[Figure dataset records]
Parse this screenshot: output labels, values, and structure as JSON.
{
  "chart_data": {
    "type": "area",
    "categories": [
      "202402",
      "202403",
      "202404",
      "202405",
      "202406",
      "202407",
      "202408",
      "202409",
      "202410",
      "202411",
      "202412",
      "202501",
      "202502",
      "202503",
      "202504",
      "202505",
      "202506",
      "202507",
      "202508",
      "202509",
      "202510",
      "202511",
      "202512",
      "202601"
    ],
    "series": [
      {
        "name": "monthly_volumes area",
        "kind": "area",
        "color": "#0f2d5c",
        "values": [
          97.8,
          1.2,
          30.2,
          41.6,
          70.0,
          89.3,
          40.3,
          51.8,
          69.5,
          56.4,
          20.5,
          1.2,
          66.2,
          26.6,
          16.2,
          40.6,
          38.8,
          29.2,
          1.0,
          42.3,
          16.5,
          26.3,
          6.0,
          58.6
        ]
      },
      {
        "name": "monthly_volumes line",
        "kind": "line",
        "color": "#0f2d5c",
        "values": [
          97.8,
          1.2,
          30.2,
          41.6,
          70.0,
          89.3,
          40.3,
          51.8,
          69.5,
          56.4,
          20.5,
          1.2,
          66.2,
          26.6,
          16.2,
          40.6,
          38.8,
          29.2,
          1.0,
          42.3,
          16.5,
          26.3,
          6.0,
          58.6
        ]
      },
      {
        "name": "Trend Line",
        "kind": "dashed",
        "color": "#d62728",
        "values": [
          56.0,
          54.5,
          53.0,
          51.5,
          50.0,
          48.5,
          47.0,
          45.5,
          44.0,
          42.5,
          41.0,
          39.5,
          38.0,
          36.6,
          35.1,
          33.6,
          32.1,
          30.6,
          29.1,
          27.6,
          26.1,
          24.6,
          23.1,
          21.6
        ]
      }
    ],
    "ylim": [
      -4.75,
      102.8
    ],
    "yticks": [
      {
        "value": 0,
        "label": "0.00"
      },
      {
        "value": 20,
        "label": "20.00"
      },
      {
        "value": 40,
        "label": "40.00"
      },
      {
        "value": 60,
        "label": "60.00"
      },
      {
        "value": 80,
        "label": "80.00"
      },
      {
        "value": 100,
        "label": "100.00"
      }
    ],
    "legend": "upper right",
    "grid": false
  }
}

=== Exercise goal ===
Lines that include the word "name" are to be extracted from the data above.

=== Finished task ===
        "name": "monthly_volumes area",
        "name": "monthly_volumes line",
        "name": "Trend Line",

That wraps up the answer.